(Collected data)

════════════════

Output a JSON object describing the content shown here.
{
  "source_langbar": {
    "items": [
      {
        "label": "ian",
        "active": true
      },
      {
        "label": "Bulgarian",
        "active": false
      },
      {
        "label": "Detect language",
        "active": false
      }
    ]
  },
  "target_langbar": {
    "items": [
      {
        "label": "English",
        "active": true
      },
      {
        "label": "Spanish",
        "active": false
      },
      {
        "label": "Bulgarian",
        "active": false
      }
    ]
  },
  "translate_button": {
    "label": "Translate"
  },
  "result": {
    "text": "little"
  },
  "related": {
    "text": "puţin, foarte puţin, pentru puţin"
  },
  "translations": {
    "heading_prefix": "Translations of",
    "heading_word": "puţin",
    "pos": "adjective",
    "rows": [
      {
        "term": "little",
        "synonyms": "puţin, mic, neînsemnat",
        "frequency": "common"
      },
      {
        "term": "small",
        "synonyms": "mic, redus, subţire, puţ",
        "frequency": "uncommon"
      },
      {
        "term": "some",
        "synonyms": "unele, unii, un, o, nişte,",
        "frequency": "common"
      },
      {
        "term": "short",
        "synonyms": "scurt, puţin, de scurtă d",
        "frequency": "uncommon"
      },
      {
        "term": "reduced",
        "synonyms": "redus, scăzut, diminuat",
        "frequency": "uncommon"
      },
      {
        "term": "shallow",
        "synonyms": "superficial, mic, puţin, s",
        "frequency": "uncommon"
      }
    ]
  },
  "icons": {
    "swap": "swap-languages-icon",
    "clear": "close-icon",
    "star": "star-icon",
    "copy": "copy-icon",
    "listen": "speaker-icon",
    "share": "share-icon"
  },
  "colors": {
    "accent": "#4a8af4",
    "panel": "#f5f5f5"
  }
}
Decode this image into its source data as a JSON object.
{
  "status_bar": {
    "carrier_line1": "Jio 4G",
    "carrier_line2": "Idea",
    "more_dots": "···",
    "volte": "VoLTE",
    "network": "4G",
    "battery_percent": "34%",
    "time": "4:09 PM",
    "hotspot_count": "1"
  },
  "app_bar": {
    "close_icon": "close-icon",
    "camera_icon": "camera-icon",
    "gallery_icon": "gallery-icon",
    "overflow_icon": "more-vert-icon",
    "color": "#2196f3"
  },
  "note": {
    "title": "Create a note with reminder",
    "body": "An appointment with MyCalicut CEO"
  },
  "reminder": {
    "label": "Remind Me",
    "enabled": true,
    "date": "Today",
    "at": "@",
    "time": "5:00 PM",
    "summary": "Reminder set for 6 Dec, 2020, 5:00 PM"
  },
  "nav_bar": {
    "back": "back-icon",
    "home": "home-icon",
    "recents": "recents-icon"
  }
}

════════════════

[Brief]: Your task is to collect every line above that contains the word "JSON".

[Complete response]:
Output a JSON object describing the content shown here.
Decode this image into its source data as a JSON object.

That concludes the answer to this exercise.